> _GOAL OF THE EXERCISE_
What follows is a listing; restate every line of it word for word.

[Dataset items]
-=-=-

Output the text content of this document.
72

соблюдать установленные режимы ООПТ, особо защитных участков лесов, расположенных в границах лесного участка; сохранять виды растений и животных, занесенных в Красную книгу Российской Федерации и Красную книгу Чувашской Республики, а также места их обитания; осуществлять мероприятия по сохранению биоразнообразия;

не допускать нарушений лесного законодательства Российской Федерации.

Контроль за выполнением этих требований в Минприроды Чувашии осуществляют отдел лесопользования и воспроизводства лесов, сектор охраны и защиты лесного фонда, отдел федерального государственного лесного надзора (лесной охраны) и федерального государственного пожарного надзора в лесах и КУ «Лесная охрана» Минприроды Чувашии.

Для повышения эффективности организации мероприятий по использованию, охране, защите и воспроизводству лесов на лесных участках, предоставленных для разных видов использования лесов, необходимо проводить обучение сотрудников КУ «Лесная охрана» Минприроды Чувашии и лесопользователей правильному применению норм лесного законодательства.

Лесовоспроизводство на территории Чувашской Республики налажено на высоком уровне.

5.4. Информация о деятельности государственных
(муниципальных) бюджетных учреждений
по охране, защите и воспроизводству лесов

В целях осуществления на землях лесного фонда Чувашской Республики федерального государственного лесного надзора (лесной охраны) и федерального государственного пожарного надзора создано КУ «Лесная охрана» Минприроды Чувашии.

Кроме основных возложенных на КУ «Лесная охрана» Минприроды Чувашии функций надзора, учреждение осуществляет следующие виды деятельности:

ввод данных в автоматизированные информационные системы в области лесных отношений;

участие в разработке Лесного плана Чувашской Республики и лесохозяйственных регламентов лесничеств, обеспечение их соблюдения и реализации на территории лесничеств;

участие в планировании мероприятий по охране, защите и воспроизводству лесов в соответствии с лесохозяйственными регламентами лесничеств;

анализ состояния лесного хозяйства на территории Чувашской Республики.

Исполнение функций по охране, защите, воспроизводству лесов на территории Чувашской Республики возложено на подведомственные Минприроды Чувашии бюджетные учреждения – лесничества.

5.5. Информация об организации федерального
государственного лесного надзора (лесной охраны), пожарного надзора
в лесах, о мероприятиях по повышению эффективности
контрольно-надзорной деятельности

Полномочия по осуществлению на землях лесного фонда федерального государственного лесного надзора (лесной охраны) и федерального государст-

-=-=-

> _EXERCISE SOLUTION_
Output the text content of this document.
72

соблюдать установленные режимы ООПТ, особо защитных участков лесов, расположенных в границах лесного участка; сохранять виды растений и животных, занесенных в Красную книгу Российской Федерации и Красную книгу Чувашской Республики, а также места их обитания; осуществлять мероприятия по сохранению биоразнообразия;

не допускать нарушений лесного законодательства Российской Федерации.

Контроль за выполнением этих требований в Минприроды Чувашии осуществляют отдел лесопользования и воспроизводства лесов, сектор охраны и защиты лесного фонда, отдел федерального государственного лесного надзора (лесной охраны) и федерального государственного пожарного надзора в лесах и КУ «Лесная охрана» Минприроды Чувашии.

Для повышения эффективности организации мероприятий по использованию, охране, защите и воспроизводству лесов на лесных участках, предоставленных для разных видов использования лесов, необходимо проводить обучение сотрудников КУ «Лесная охрана» Минприроды Чувашии и лесопользователей правильному применению норм лесного законодательства.

Лесовоспроизводство на территории Чувашской Республики налажено на высоком уровне.

5.4. Информация о деятельности государственных
(муниципальных) бюджетных учреждений
по охране, защите и воспроизводству лесов

В целях осуществления на землях лесного фонда Чувашской Республики федерального государственного лесного надзора (лесной охраны) и федерального государственного пожарного надзора создано КУ «Лесная охрана» Минприроды Чувашии.

Кроме основных возложенных на КУ «Лесная охрана» Минприроды Чувашии функций надзора, учреждение осуществляет следующие виды деятельности:

ввод данных в автоматизированные информационные системы в области лесных отношений;

участие в разработке Лесного плана Чувашской Республики и лесохозяйственных регламентов лесничеств, обеспечение их соблюдения и реализации на территории лесничеств;

участие в планировании мероприятий по охране, защите и воспроизводству лесов в соответствии с лесохозяйственными регламентами лесничеств;

анализ состояния лесного хозяйства на территории Чувашской Республики.

Исполнение функций по охране, защите, воспроизводству лесов на территории Чувашской Республики возложено на подведомственные Минприроды Чувашии бюджетные учреждения – лесничества.

5.5. Информация об организации федерального
государственного лесного надзора (лесной охраны), пожарного надзора
в лесах, о мероприятиях по повышению эффективности
контрольно-надзорной деятельности

Полномочия по осуществлению на землях лесного фонда федерального государственного лесного надзора (лесной охраны) и федерального государст-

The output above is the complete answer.